Records:

☆ ☆ ☆

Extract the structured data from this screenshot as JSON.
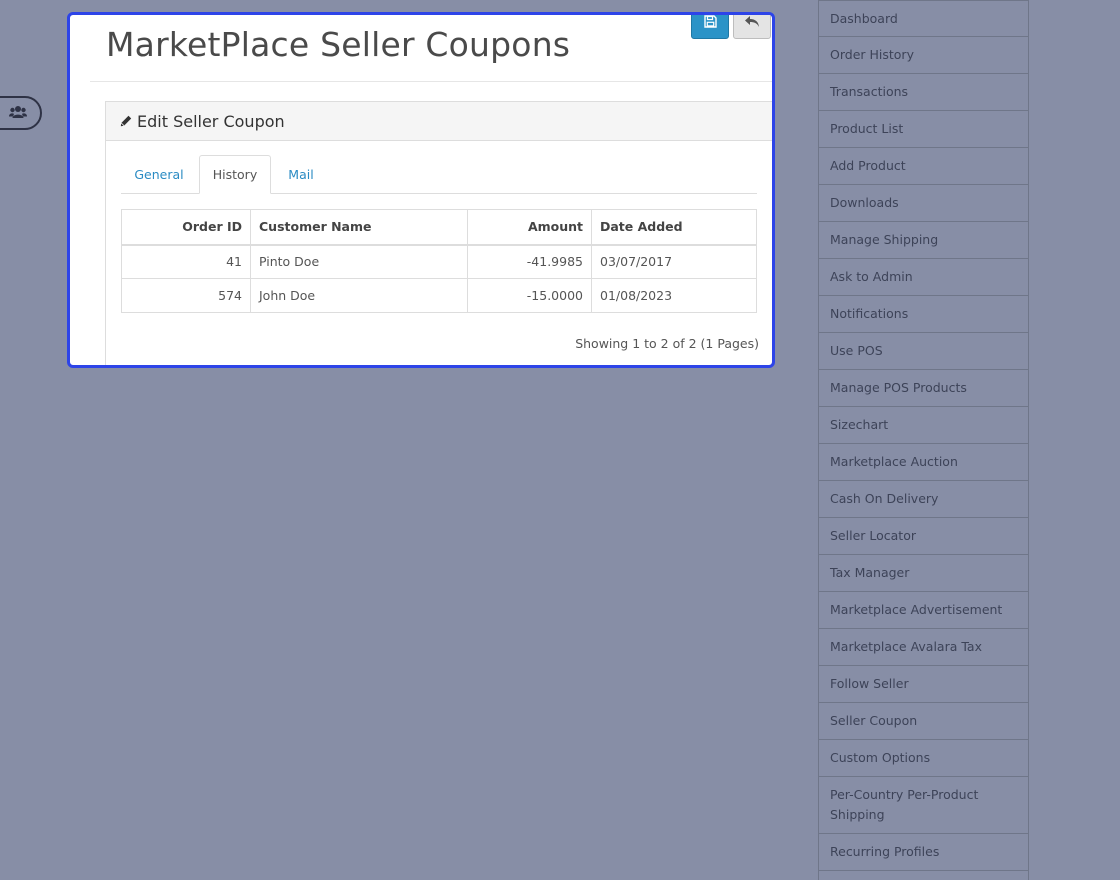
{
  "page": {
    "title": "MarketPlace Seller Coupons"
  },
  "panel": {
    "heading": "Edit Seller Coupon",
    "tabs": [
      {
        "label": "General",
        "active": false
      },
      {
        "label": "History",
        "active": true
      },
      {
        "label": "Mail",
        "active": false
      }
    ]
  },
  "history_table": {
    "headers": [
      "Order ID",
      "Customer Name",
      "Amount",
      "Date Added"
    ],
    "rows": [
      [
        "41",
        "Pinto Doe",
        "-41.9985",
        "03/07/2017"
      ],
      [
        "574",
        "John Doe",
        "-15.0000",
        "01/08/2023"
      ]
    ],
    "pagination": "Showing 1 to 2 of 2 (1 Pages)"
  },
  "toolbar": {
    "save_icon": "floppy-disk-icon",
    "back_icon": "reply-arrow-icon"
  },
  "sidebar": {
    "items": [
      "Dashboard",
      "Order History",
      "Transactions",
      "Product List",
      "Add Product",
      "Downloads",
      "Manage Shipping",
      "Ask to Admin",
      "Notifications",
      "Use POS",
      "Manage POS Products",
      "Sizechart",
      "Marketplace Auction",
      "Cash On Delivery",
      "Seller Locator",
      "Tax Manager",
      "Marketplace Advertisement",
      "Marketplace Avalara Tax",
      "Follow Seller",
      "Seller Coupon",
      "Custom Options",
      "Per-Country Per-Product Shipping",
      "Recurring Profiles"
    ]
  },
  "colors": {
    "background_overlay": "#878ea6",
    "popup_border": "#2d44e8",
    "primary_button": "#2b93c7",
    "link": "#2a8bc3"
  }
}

☆ ☆ ☆

REQUIRED WORK -> Go through the listing above and locate each line that holds the word "label". Copy those lines.

EXERCISE RESULT ->
        "label": "General",
        "label": "History",
        "label": "Mail",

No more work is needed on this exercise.